Extract all of the entries and give them again, word for word.

» Stored data
——

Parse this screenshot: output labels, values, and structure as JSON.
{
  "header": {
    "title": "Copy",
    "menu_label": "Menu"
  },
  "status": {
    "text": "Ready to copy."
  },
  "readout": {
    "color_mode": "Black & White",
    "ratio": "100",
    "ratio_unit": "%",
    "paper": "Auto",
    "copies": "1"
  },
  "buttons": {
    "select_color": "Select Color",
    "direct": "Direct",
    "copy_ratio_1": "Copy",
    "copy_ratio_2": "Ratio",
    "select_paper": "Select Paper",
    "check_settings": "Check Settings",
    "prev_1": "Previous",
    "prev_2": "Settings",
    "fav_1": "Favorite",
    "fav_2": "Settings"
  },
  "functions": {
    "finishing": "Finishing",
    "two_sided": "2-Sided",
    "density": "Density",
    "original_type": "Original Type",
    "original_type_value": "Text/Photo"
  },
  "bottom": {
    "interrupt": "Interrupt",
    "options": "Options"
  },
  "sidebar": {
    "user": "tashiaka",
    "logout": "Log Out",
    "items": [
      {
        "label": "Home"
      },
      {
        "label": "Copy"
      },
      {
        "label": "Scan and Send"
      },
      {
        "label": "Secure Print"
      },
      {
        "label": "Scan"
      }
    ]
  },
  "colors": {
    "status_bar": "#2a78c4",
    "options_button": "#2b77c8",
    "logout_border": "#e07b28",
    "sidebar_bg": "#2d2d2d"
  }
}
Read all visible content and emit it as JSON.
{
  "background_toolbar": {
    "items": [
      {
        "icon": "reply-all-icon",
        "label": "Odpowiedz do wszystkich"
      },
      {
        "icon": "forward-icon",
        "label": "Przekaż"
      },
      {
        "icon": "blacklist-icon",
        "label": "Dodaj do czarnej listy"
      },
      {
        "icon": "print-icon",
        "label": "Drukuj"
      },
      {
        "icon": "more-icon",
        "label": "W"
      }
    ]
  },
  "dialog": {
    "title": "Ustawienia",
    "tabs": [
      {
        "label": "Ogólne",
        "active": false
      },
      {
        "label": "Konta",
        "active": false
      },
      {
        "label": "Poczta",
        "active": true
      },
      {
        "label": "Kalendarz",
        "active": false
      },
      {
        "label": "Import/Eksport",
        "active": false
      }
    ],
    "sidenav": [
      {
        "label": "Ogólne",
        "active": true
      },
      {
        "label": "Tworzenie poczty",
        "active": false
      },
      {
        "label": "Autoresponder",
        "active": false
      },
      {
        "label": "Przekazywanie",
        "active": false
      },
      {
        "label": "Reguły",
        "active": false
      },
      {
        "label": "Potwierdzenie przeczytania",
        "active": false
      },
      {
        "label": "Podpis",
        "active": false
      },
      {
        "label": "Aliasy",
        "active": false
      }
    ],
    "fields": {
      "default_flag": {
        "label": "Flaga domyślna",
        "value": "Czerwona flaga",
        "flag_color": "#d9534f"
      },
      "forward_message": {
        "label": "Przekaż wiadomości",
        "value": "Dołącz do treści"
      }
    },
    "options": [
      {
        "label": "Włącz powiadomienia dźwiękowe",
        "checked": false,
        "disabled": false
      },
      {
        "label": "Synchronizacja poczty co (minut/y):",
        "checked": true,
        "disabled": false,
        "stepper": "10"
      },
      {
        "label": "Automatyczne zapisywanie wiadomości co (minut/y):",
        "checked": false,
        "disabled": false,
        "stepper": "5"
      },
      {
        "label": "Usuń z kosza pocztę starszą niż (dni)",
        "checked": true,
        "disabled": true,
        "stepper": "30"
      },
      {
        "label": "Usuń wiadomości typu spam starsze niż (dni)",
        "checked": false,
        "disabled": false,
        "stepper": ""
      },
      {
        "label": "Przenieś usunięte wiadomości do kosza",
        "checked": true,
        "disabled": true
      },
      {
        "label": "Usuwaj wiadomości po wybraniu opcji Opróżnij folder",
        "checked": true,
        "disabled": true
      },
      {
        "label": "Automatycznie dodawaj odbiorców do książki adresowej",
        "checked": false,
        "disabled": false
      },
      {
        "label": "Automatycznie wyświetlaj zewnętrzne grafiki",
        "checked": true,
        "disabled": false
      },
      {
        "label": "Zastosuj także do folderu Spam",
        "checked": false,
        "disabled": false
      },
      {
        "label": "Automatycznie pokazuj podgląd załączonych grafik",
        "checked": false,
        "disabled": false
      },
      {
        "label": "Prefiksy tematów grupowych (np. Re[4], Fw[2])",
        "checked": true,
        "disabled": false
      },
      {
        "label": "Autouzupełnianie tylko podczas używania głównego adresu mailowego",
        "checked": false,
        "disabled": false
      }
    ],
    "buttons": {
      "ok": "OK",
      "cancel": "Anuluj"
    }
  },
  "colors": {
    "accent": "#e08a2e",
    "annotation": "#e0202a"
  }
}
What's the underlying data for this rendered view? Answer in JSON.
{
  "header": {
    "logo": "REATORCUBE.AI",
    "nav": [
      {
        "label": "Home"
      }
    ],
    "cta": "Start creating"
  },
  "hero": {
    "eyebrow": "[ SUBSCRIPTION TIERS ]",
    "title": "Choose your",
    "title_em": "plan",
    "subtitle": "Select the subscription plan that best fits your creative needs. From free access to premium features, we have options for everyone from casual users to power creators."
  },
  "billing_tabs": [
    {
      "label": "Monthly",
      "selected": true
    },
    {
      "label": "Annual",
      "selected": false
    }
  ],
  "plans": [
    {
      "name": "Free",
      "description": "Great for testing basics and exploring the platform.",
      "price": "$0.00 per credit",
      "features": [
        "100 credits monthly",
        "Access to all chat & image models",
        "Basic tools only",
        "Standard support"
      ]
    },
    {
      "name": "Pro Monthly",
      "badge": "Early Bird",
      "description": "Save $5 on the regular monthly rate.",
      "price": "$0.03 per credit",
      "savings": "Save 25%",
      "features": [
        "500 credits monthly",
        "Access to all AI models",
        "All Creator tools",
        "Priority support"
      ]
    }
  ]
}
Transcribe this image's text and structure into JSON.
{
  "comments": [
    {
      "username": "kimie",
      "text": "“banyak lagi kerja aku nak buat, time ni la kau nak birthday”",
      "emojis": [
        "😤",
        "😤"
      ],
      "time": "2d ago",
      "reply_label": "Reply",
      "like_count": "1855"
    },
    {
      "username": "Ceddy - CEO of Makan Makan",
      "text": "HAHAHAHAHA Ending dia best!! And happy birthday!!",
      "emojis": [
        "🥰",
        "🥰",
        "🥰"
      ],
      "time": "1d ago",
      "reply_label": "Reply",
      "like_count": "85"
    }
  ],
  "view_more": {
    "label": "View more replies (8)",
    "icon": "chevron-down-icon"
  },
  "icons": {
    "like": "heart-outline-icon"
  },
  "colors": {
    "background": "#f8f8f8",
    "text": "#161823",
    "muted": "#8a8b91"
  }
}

——

» SOLUTION FOR THIS PROBLEM
Parse this screenshot: output labels, values, and structure as JSON.
{
  "header": {
    "title": "Copy",
    "menu_label": "Menu"
  },
  "status": {
    "text": "Ready to copy."
  },
  "readout": {
    "color_mode": "Black & White",
    "ratio": "100",
    "ratio_unit": "%",
    "paper": "Auto",
    "copies": "1"
  },
  "buttons": {
    "select_color": "Select Color",
    "direct": "Direct",
    "copy_ratio_1": "Copy",
    "copy_ratio_2": "Ratio",
    "select_paper": "Select Paper",
    "check_settings": "Check Settings",
    "prev_1": "Previous",
    "prev_2": "Settings",
    "fav_1": "Favorite",
    "fav_2": "Settings"
  },
  "functions": {
    "finishing": "Finishing",
    "two_sided": "2-Sided",
    "density": "Density",
    "original_type": "Original Type",
    "original_type_value": "Text/Photo"
  },
  "bottom": {
    "interrupt": "Interrupt",
    "options": "Options"
  },
  "sidebar": {
    "user": "tashiaka",
    "logout": "Log Out",
    "items": [
      {
        "label": "Home"
      },
      {
        "label": "Copy"
      },
      {
        "label": "Scan and Send"
      },
      {
        "label": "Secure Print"
      },
      {
        "label": "Scan"
      }
    ]
  },
  "colors": {
    "status_bar": "#2a78c4",
    "options_button": "#2b77c8",
    "logout_border": "#e07b28",
    "sidebar_bg": "#2d2d2d"
  }
}
Read all visible content and emit it as JSON.
{
  "background_toolbar": {
    "items": [
      {
        "icon": "reply-all-icon",
        "label": "Odpowiedz do wszystkich"
      },
      {
        "icon": "forward-icon",
        "label": "Przekaż"
      },
      {
        "icon": "blacklist-icon",
        "label": "Dodaj do czarnej listy"
      },
      {
        "icon": "print-icon",
        "label": "Drukuj"
      },
      {
        "icon": "more-icon",
        "label": "W"
      }
    ]
  },
  "dialog": {
    "title": "Ustawienia",
    "tabs": [
      {
        "label": "Ogólne",
        "active": false
      },
      {
        "label": "Konta",
        "active": false
      },
      {
        "label": "Poczta",
        "active": true
      },
      {
        "label": "Kalendarz",
        "active": false
      },
      {
        "label": "Import/Eksport",
        "active": false
      }
    ],
    "sidenav": [
      {
        "label": "Ogólne",
        "active": true
      },
      {
        "label": "Tworzenie poczty",
        "active": false
      },
      {
        "label": "Autoresponder",
        "active": false
      },
      {
        "label": "Przekazywanie",
        "active": false
      },
      {
        "label": "Reguły",
        "active": false
      },
      {
        "label": "Potwierdzenie przeczytania",
        "active": false
      },
      {
        "label": "Podpis",
        "active": false
      },
      {
        "label": "Aliasy",
        "active": false
      }
    ],
    "fields": {
      "default_flag": {
        "label": "Flaga domyślna",
        "value": "Czerwona flaga",
        "flag_color": "#d9534f"
      },
      "forward_message": {
        "label": "Przekaż wiadomości",
        "value": "Dołącz do treści"
      }
    },
    "options": [
      {
        "label": "Włącz powiadomienia dźwiękowe",
        "checked": false,
        "disabled": false
      },
      {
        "label": "Synchronizacja poczty co (minut/y):",
        "checked": true,
        "disabled": false,
        "stepper": "10"
      },
      {
        "label": "Automatyczne zapisywanie wiadomości co (minut/y):",
        "checked": false,
        "disabled": false,
        "stepper": "5"
      },
      {
        "label": "Usuń z kosza pocztę starszą niż (dni)",
        "checked": true,
        "disabled": true,
        "stepper": "30"
      },
      {
        "label": "Usuń wiadomości typu spam starsze niż (dni)",
        "checked": false,
        "disabled": false,
        "stepper": ""
      },
      {
        "label": "Przenieś usunięte wiadomości do kosza",
        "checked": true,
        "disabled": true
      },
      {
        "label": "Usuwaj wiadomości po wybraniu opcji Opróżnij folder",
        "checked": true,
        "disabled": true
      },
      {
        "label": "Automatycznie dodawaj odbiorców do książki adresowej",
        "checked": false,
        "disabled": false
      },
      {
        "label": "Automatycznie wyświetlaj zewnętrzne grafiki",
        "checked": true,
        "disabled": false
      },
      {
        "label": "Zastosuj także do folderu Spam",
        "checked": false,
        "disabled": false
      },
      {
        "label": "Automatycznie pokazuj podgląd załączonych grafik",
        "checked": false,
        "disabled": false
      },
      {
        "label": "Prefiksy tematów grupowych (np. Re[4], Fw[2])",
        "checked": true,
        "disabled": false
      },
      {
        "label": "Autouzupełnianie tylko podczas używania głównego adresu mailowego",
        "checked": false,
        "disabled": false
      }
    ],
    "buttons": {
      "ok": "OK",
      "cancel": "Anuluj"
    }
  },
  "colors": {
    "accent": "#e08a2e",
    "annotation": "#e0202a"
  }
}
What's the underlying data for this rendered view? Answer in JSON.
{
  "header": {
    "logo": "REATORCUBE.AI",
    "nav": [
      {
        "label": "Home"
      }
    ],
    "cta": "Start creating"
  },
  "hero": {
    "eyebrow": "[ SUBSCRIPTION TIERS ]",
    "title": "Choose your",
    "title_em": "plan",
    "subtitle": "Select the subscription plan that best fits your creative needs. From free access to premium features, we have options for everyone from casual users to power creators."
  },
  "billing_tabs": [
    {
      "label": "Monthly",
      "selected": true
    },
    {
      "label": "Annual",
      "selected": false
    }
  ],
  "plans": [
    {
      "name": "Free",
      "description": "Great for testing basics and exploring the platform.",
      "price": "$0.00 per credit",
      "features": [
        "100 credits monthly",
        "Access to all chat & image models",
        "Basic tools only",
        "Standard support"
      ]
    },
    {
      "name": "Pro Monthly",
      "badge": "Early Bird",
      "description": "Save $5 on the regular monthly rate.",
      "price": "$0.03 per credit",
      "savings": "Save 25%",
      "features": [
        "500 credits monthly",
        "Access to all AI models",
        "All Creator tools",
        "Priority support"
      ]
    }
  ]
}
Transcribe this image's text and structure into JSON.
{
  "comments": [
    {
      "username": "kimie",
      "text": "“banyak lagi kerja aku nak buat, time ni la kau nak birthday”",
      "emojis": [
        "😤",
        "😤"
      ],
      "time": "2d ago",
      "reply_label": "Reply",
      "like_count": "1855"
    },
    {
      "username": "Ceddy - CEO of Makan Makan",
      "text": "HAHAHAHAHA Ending dia best!! And happy birthday!!",
      "emojis": [
        "🥰",
        "🥰",
        "🥰"
      ],
      "time": "1d ago",
      "reply_label": "Reply",
      "like_count": "85"
    }
  ],
  "view_more": {
    "label": "View more replies (8)",
    "icon": "chevron-down-icon"
  },
  "icons": {
    "like": "heart-outline-icon"
  },
  "colors": {
    "background": "#f8f8f8",
    "text": "#161823",
    "muted": "#8a8b91"
  }
}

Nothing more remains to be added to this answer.